RECORDS FOR THIS TASK
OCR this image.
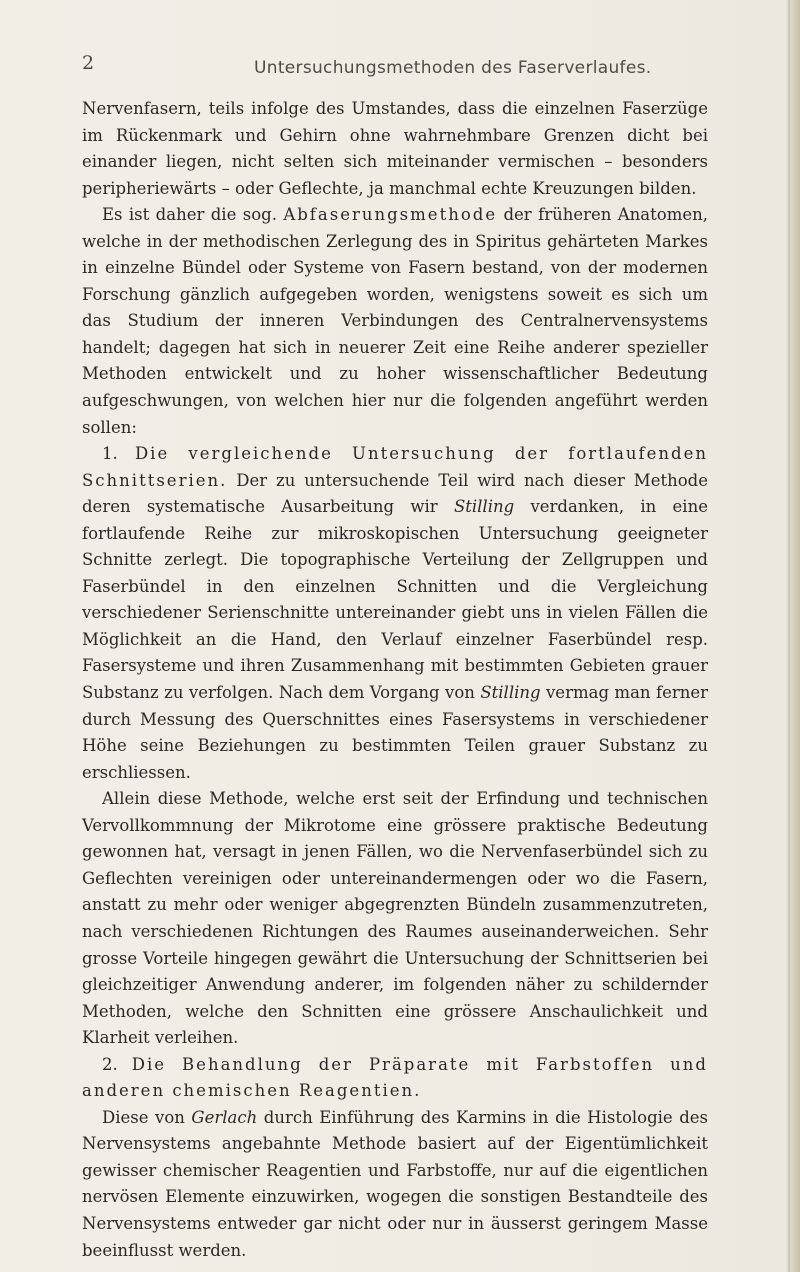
2	Untersuchungsmethoden des Faserverlaufes.

Nervenfasern, teils infolge des Umstandes, dass die einzelnen Faserzüge im Rückenmark und Gehirn ohne wahrnehmbare Grenzen dicht bei einander liegen, nicht selten sich miteinander vermischen – besonders peripheriewärts – oder Geflechte, ja manchmal echte Kreuzungen bilden.

Es ist daher die sog. Abfaserungsmethode der früheren Anatomen, welche in der methodischen Zerlegung des in Spiritus gehärteten Markes in einzelne Bündel oder Systeme von Fasern bestand, von der modernen Forschung gänzlich aufgegeben worden, wenigstens soweit es sich um das Studium der inneren Verbindungen des Centralnervensystems handelt; dagegen hat sich in neuerer Zeit eine Reihe anderer spezieller Methoden entwickelt und zu hoher wissenschaftlicher Bedeutung aufgeschwungen, von welchen hier nur die folgenden angeführt werden sollen:

1. Die vergleichende Untersuchung der fortlaufenden Schnittserien. Der zu untersuchende Teil wird nach dieser Methode deren systematische Ausarbeitung wir Stilling verdanken, in eine fortlaufende Reihe zur mikroskopischen Untersuchung geeigneter Schnitte zerlegt. Die topographische Verteilung der Zellgruppen und Faserbündel in den einzelnen Schnitten und die Vergleichung verschiedener Serienschnitte untereinander giebt uns in vielen Fällen die Möglichkeit an die Hand, den Verlauf einzelner Faserbündel resp. Fasersysteme und ihren Zusammenhang mit bestimmten Gebieten grauer Substanz zu verfolgen. Nach dem Vorgang von Stilling vermag man ferner durch Messung des Querschnittes eines Fasersystems in verschiedener Höhe seine Beziehungen zu bestimmten Teilen grauer Substanz zu erschliessen.

Allein diese Methode, welche erst seit der Erfindung und technischen Vervollkommnung der Mikrotome eine grössere praktische Bedeutung gewonnen hat, versagt in jenen Fällen, wo die Nervenfaserbündel sich zu Geflechten vereinigen oder untereinandermengen oder wo die Fasern, anstatt zu mehr oder weniger abgegrenzten Bündeln zusammenzutreten, nach verschiedenen Richtungen des Raumes auseinanderweichen. Sehr grosse Vorteile hingegen gewährt die Untersuchung der Schnittserien bei gleichzeitiger Anwendung anderer, im folgenden näher zu schildernder Methoden, welche den Schnitten eine grössere Anschaulichkeit und Klarheit verleihen.

2. Die Behandlung der Präparate mit Farbstoffen und anderen chemischen Reagentien.

Diese von Gerlach durch Einführung des Karmins in die Histologie des Nervensystems angebahnte Methode basiert auf der Eigentümlichkeit gewisser chemischer Reagentien und Farbstoffe, nur auf die eigentlichen nervösen Elemente einzuwirken, wogegen die sonstigen Bestandteile des Nervensystems entweder gar nicht oder nur in äusserst geringem Masse beeinflusst werden.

EXERCISE BRIEF
Working from the material above, state how many lines contain "Reagentien"; give only the number.

OUTPUT
2